* Start Text to read *
Radio station in Scottsbluff, Nebraska, U.S.

KOLT (1320 AM) was a radio station in Scottsbluff, Nebraska, United States, which operated from 1930 to 2019. It was last owned by Legacy Broadcasting, also known as Hometown Family Radio, and carried a talk radio format.

KOLT was the oldest radio station in Scottsbluff, signing on as KGKY in 1930 before becoming KOLT in 1947. It was owned by the Hilliard family for the first 52 years of its existence and grew from a 100-watt outlet to a 5,000-watt station; it was credited as the first station in Nebraska to broadcast local news. When the Hilliards retired from broadcasting in 1982, they sold the station to a group of its employees. However, KOLT struggled financially, leading to a legal dispute and its closure in June 1989.

Michael Tracy bought the station out of foreclosure and receivership and obtained a waiver from the Federal Communications Commission to create the first group of three radio stations commonly owned in the same market. KOLT returned to the air in 1992 and served primarily as a talk radio station. When the Nebraska Rural Radio Association acquired Legacy Broadcasting's other local stations in 2019, KOLT was excluded from the sale to meet ownership limitations, and its programming and format were moved to the former KOAQ, now KOLT, at 690 kHz. No buyer was identified for the license, which was surrendered.

==History==
===Hilliard Company ownership===
Ruth and L. L. Hilliard and Adolph E. Martischewsky incorporated the Hilliard Company as a seller of radio instruments in Scottsbluff in February 1929. Briefly, the company operated a station without any authorization, but this soon came to an end. That November, the Federal Radio Commission, forerunner to the Federal Communications Commission (FCC), granted the Hilliard Company a construction permit for a new 100-watt radio station on 1500 kHz after previously denying an earlier request. KGKY was put into operation on February 16, 1930, and was dedicated with a daylong program on February 21. The station was located on 1713 Broadway but moved to 1617 Broadway the next year. During the 1930s, the station was approved to increase its daytime power to 250 watts (in 1935) and to make a matching increase in nighttime power (in 1939). in addition, it pioneered local news broadcasting on the radio in Nebraska. In conjunction with the radio reallocation of NARBA, KGKY and other stations on 1500 kHz moved to 1490 kHz on March 29, 1941. It became an affiliate of CBS on January 1, 1945.
* End Text to read *
* Start Provided data *
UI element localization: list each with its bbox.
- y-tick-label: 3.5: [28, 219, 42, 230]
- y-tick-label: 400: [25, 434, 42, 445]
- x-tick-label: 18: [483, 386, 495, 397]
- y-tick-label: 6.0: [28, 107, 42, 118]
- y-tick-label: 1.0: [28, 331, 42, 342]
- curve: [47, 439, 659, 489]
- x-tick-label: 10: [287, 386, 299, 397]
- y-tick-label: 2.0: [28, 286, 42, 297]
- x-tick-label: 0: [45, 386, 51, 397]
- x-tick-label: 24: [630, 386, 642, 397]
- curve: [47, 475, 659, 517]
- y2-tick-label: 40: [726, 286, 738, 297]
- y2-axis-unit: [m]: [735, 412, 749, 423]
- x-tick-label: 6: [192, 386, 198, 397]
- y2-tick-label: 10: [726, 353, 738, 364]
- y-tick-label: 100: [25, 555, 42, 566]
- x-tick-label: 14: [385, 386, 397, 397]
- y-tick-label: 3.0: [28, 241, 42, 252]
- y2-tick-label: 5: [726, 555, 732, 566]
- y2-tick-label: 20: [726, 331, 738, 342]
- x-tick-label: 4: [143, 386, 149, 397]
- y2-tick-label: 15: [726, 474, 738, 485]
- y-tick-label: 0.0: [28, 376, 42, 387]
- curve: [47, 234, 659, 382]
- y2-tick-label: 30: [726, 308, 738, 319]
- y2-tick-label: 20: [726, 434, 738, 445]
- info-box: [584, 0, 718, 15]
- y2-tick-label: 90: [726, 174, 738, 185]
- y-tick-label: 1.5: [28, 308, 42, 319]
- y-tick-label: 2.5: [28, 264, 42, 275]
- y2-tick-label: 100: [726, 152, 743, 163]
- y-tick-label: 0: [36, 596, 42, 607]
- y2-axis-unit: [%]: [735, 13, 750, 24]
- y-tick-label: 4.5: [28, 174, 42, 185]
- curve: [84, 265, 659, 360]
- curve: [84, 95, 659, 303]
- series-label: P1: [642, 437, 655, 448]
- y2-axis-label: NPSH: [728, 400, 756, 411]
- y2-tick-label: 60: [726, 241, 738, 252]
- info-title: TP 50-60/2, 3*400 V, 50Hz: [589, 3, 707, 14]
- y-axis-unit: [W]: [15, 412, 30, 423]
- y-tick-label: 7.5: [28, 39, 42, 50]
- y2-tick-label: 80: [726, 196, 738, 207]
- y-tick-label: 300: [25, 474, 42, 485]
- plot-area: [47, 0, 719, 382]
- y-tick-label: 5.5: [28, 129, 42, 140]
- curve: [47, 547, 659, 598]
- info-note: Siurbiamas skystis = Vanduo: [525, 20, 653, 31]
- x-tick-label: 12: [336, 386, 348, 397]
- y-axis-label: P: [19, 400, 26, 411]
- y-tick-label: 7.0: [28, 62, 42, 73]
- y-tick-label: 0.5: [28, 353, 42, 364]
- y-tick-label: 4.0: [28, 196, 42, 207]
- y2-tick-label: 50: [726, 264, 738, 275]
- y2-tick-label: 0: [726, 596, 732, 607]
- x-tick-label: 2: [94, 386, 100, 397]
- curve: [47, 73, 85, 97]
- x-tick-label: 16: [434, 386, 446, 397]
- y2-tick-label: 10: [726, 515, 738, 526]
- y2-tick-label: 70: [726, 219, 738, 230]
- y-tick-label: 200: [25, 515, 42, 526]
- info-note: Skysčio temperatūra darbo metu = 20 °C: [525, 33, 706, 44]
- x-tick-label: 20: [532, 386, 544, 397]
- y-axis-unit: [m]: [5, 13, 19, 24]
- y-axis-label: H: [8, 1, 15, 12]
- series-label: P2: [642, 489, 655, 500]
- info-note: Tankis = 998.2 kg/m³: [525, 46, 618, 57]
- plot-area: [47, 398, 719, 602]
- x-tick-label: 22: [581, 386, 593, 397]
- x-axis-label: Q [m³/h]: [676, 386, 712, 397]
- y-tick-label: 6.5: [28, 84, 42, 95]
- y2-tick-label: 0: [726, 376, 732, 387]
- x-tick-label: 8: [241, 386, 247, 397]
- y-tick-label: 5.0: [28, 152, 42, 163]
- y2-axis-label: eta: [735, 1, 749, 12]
* End Provided data *
• _Problem statement_:
According to the KOLT text, on what date was KGKY put into operation? Use only the KOLT text.

• _Written answer_:
February 16, 1930.